◆ Information provided
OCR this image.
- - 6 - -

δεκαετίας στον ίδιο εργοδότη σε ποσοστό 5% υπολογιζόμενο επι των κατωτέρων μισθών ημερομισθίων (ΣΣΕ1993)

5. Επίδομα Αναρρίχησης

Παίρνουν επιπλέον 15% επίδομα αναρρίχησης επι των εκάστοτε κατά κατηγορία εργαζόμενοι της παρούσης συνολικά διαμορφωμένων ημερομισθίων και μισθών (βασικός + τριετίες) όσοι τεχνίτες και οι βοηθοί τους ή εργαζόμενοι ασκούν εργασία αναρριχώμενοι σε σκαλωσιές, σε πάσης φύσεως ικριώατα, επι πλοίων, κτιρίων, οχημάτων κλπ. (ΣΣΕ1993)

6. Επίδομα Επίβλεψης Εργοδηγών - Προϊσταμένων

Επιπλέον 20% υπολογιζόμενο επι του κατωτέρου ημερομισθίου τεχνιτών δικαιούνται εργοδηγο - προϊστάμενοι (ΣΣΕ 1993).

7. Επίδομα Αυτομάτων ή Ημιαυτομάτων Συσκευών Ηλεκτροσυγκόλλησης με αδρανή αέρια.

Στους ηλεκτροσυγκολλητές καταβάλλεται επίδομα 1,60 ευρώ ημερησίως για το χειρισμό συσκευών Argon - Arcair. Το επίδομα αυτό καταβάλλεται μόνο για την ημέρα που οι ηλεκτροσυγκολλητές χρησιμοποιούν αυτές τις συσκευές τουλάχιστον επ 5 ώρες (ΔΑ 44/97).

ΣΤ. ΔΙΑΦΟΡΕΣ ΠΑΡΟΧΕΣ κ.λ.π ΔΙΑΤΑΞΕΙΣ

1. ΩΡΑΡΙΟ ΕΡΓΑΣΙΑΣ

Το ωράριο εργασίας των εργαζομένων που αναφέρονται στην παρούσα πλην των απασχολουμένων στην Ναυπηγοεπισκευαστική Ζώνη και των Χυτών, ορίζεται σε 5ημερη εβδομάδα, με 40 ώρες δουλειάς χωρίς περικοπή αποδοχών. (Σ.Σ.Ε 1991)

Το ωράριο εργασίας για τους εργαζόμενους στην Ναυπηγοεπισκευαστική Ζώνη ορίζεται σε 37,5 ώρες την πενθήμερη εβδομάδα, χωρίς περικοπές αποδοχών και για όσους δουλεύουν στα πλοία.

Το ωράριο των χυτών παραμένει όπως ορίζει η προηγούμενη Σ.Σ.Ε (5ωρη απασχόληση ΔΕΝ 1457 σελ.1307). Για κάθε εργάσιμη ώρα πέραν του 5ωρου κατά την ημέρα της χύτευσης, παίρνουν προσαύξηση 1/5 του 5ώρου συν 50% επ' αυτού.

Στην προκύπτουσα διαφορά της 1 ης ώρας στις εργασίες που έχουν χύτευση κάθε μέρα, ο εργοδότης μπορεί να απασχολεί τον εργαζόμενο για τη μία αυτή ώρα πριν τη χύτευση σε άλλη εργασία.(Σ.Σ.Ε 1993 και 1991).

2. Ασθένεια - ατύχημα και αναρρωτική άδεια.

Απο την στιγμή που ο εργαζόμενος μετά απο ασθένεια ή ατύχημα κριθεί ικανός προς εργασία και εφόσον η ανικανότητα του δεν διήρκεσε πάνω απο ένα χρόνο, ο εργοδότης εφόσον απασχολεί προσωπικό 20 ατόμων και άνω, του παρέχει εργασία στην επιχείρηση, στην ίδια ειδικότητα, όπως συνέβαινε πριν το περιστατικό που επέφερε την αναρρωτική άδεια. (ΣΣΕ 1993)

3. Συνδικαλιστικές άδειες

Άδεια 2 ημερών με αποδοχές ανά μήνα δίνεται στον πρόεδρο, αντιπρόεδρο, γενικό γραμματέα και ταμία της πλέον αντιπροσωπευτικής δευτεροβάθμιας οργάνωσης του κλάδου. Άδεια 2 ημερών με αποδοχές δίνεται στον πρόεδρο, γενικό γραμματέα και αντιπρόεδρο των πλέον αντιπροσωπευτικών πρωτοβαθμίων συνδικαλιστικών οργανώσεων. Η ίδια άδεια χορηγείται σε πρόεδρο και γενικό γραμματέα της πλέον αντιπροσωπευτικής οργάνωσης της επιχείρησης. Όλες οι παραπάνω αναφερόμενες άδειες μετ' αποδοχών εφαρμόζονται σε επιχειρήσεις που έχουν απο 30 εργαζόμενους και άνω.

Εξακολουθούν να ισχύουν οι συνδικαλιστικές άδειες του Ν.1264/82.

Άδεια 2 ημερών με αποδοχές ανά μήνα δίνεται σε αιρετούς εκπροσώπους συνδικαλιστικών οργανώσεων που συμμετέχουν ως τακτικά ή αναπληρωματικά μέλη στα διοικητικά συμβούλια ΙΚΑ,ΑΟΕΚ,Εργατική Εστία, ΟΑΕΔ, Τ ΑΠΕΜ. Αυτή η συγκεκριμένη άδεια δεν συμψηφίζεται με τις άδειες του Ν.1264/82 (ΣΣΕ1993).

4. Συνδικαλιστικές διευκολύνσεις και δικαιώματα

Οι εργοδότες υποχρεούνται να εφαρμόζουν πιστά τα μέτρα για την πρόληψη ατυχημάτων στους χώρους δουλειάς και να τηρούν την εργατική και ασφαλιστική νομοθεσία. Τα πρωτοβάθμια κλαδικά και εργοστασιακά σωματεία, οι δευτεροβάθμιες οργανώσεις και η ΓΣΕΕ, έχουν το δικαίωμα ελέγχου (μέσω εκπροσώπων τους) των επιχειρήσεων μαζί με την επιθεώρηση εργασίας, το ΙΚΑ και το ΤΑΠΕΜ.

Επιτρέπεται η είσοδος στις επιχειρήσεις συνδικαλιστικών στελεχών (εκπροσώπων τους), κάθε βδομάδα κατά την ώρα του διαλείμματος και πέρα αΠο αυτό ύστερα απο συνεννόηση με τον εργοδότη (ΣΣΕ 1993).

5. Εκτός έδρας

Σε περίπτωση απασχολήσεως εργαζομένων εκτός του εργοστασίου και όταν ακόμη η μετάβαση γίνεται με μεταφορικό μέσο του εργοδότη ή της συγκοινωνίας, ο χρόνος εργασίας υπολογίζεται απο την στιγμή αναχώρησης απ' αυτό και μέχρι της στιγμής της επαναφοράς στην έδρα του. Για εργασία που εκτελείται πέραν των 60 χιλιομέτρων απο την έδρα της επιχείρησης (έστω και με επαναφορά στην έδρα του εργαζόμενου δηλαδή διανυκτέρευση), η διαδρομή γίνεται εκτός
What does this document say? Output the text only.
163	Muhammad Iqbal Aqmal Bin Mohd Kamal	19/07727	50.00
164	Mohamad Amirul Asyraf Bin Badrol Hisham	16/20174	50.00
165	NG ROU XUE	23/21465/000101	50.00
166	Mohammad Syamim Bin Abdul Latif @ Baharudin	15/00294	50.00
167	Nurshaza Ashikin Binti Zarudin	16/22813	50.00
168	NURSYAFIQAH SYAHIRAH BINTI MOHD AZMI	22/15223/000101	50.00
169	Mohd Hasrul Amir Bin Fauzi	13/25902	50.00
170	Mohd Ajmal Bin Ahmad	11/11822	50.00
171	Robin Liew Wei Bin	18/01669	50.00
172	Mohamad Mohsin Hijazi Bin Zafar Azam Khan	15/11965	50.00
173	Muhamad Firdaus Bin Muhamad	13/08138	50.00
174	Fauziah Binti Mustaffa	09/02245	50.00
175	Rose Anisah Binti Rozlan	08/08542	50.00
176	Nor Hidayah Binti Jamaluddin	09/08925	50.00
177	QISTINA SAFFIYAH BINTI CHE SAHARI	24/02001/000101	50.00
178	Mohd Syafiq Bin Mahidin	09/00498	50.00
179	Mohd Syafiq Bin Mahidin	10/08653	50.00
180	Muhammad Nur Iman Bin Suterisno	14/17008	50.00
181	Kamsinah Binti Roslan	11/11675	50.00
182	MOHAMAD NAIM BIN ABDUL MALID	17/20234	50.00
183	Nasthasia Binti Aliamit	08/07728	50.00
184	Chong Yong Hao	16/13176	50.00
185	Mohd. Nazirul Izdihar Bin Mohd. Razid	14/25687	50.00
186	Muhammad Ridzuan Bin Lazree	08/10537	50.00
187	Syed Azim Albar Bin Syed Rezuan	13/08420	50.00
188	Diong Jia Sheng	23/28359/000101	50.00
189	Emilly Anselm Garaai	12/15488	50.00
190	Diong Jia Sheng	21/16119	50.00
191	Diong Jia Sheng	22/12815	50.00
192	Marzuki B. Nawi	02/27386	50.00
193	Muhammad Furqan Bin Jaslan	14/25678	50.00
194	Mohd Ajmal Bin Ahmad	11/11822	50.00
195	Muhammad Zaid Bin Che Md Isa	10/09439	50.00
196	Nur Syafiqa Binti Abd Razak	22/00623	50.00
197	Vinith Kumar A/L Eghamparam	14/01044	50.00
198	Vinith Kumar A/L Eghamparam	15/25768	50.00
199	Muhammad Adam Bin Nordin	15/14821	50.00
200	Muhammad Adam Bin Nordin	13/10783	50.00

◆ Given request
From the listing above, copy every line that includes the word "Sheng".

◆ Expected answer
188	Diong Jia Sheng	23/28359/000101	50.00
190	Diong Jia Sheng	21/16119	50.00
191	Diong Jia Sheng	22/12815	50.00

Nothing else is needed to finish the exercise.